[start]
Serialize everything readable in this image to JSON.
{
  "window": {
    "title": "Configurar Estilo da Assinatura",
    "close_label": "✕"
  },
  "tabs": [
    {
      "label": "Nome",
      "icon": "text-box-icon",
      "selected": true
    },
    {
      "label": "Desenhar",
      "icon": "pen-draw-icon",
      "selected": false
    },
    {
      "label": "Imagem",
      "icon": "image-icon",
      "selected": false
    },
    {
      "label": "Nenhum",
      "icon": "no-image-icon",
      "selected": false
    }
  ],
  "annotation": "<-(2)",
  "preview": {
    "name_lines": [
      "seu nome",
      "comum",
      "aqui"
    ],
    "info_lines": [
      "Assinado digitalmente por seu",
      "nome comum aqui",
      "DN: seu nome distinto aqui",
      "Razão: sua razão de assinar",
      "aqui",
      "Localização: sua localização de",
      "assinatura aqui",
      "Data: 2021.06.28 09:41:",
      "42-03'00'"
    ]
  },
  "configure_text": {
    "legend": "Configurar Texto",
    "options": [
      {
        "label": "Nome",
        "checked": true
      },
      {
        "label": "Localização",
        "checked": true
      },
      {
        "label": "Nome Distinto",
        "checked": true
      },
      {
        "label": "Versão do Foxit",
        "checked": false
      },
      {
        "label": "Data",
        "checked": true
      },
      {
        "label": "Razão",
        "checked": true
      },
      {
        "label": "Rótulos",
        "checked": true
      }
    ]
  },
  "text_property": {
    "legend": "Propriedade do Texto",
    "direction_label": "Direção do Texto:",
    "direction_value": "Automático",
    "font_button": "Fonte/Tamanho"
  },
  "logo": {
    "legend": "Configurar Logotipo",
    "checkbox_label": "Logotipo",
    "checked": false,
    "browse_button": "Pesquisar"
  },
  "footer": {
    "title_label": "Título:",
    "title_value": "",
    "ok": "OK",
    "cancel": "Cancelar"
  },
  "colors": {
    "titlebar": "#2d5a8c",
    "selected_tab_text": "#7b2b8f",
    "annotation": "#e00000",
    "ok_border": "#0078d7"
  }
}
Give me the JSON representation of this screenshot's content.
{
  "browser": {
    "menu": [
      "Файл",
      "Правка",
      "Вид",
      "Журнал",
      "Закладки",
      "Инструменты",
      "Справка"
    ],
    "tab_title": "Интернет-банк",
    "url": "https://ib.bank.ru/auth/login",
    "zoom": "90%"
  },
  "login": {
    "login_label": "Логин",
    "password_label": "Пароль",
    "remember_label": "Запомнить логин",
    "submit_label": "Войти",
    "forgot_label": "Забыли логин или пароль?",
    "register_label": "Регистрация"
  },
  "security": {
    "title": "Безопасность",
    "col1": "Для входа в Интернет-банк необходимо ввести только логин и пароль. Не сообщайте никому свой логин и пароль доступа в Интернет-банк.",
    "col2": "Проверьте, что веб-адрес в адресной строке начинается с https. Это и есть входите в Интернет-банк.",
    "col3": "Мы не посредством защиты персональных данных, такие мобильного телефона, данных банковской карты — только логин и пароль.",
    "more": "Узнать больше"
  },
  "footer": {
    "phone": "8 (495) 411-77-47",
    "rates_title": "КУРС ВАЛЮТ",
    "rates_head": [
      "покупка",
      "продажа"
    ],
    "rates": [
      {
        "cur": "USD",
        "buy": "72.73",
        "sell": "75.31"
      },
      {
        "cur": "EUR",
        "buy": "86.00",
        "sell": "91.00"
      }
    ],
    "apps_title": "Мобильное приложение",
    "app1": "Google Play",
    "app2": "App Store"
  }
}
[end]
Transcribe the material above word for word.

Serialize everything readable in this image to JSON.
{
  "window": {
    "title": "Configurar Estilo da Assinatura",
    "close_label": "✕"
  },
  "tabs": [
    {
      "label": "Nome",
      "icon": "text-box-icon",
      "selected": true
    },
    {
      "label": "Desenhar",
      "icon": "pen-draw-icon",
      "selected": false
    },
    {
      "label": "Imagem",
      "icon": "image-icon",
      "selected": false
    },
    {
      "label": "Nenhum",
      "icon": "no-image-icon",
      "selected": false
    }
  ],
  "annotation": "<-(2)",
  "preview": {
    "name_lines": [
      "seu nome",
      "comum",
      "aqui"
    ],
    "info_lines": [
      "Assinado digitalmente por seu",
      "nome comum aqui",
      "DN: seu nome distinto aqui",
      "Razão: sua razão de assinar",
      "aqui",
      "Localização: sua localização de",
      "assinatura aqui",
      "Data: 2021.06.28 09:41:",
      "42-03'00'"
    ]
  },
  "configure_text": {
    "legend": "Configurar Texto",
    "options": [
      {
        "label": "Nome",
        "checked": true
      },
      {
        "label": "Localização",
        "checked": true
      },
      {
        "label": "Nome Distinto",
        "checked": true
      },
      {
        "label": "Versão do Foxit",
        "checked": false
      },
      {
        "label": "Data",
        "checked": true
      },
      {
        "label": "Razão",
        "checked": true
      },
      {
        "label": "Rótulos",
        "checked": true
      }
    ]
  },
  "text_property": {
    "legend": "Propriedade do Texto",
    "direction_label": "Direção do Texto:",
    "direction_value": "Automático",
    "font_button": "Fonte/Tamanho"
  },
  "logo": {
    "legend": "Configurar Logotipo",
    "checkbox_label": "Logotipo",
    "checked": false,
    "browse_button": "Pesquisar"
  },
  "footer": {
    "title_label": "Título:",
    "title_value": "",
    "ok": "OK",
    "cancel": "Cancelar"
  },
  "colors": {
    "titlebar": "#2d5a8c",
    "selected_tab_text": "#7b2b8f",
    "annotation": "#e00000",
    "ok_border": "#0078d7"
  }
}
Give me the JSON representation of this screenshot's content.
{
  "browser": {
    "menu": [
      "Файл",
      "Правка",
      "Вид",
      "Журнал",
      "Закладки",
      "Инструменты",
      "Справка"
    ],
    "tab_title": "Интернет-банк",
    "url": "https://ib.bank.ru/auth/login",
    "zoom": "90%"
  },
  "login": {
    "login_label": "Логин",
    "password_label": "Пароль",
    "remember_label": "Запомнить логин",
    "submit_label": "Войти",
    "forgot_label": "Забыли логин или пароль?",
    "register_label": "Регистрация"
  },
  "security": {
    "title": "Безопасность",
    "col1": "Для входа в Интернет-банк необходимо ввести только логин и пароль. Не сообщайте никому свой логин и пароль доступа в Интернет-банк.",
    "col2": "Проверьте, что веб-адрес в адресной строке начинается с https. Это и есть входите в Интернет-банк.",
    "col3": "Мы не посредством защиты персональных данных, такие мобильного телефона, данных банковской карты — только логин и пароль.",
    "more": "Узнать больше"
  },
  "footer": {
    "phone": "8 (495) 411-77-47",
    "rates_title": "КУРС ВАЛЮТ",
    "rates_head": [
      "покупка",
      "продажа"
    ],
    "rates": [
      {
        "cur": "USD",
        "buy": "72.73",
        "sell": "75.31"
      },
      {
        "cur": "EUR",
        "buy": "86.00",
        "sell": "91.00"
      }
    ],
    "apps_title": "Мобильное приложение",
    "app1": "Google Play",
    "app2": "App Store"
  }
}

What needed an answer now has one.